[start]

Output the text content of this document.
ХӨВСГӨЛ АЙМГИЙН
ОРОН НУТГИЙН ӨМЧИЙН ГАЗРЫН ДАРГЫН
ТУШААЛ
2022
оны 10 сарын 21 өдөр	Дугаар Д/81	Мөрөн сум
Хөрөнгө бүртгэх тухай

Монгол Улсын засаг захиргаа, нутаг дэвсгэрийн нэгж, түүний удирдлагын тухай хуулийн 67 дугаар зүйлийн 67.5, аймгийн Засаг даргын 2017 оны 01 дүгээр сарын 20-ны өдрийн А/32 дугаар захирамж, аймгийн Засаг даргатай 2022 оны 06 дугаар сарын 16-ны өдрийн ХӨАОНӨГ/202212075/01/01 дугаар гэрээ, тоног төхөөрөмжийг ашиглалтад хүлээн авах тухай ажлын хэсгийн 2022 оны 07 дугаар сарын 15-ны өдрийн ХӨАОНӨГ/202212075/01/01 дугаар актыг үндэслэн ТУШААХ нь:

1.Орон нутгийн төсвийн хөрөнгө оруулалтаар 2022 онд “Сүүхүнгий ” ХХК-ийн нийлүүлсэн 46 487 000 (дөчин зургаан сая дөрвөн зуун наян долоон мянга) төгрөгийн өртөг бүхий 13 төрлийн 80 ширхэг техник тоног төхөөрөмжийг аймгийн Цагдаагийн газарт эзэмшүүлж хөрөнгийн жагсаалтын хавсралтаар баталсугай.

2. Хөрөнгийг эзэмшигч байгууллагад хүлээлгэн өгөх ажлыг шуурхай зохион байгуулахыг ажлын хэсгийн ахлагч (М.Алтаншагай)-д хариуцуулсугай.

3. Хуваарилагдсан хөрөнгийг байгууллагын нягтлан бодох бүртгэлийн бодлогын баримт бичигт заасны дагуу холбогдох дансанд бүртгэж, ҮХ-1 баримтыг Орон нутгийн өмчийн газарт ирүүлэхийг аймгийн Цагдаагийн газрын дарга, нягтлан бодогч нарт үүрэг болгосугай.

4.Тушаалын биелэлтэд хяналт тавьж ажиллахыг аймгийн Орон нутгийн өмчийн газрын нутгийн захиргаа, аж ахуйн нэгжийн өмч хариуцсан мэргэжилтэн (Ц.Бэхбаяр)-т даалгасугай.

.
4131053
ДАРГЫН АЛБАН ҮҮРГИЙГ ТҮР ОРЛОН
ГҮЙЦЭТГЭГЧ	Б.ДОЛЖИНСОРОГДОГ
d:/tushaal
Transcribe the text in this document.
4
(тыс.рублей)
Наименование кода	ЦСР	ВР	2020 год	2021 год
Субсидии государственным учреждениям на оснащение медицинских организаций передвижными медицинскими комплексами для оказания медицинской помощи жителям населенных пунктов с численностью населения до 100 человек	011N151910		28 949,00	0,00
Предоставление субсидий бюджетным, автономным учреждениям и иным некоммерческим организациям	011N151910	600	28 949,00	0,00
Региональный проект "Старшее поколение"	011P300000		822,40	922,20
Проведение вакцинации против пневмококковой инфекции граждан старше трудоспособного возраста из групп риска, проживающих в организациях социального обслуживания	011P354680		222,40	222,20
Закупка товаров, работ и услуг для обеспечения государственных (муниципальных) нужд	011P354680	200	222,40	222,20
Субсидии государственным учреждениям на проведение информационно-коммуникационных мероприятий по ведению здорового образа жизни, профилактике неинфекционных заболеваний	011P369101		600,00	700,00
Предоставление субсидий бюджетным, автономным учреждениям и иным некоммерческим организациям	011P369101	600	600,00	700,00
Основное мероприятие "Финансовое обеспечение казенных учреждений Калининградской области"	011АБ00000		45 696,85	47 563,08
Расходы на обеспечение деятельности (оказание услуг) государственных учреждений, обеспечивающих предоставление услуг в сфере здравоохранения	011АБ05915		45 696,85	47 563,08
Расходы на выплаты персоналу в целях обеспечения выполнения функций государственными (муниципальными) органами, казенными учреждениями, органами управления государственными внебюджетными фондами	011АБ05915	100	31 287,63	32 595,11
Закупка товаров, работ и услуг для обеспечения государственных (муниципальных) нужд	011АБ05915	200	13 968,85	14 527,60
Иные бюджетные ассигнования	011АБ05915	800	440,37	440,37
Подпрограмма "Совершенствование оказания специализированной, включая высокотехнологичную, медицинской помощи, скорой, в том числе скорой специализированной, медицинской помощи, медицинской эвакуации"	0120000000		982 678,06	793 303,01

[end]

• [WORK TO DO]
Pull out each line of the records holding the string "Расходы".

• [RESULT FOR THIS TASK]
Расходы на обеспечение деятельности (оказание услуг) государственных учреждений, обеспечивающих предоставление услуг в сфере здравоохранения	011АБ05915		45 696,85	47 563,08
Расходы на выплаты персоналу в целях обеспечения выполнения функций государственными (муниципальными) органами, казенными учреждениями, органами управления государственными внебюджетными фондами	011АБ05915	100	31 287,63	32 595,11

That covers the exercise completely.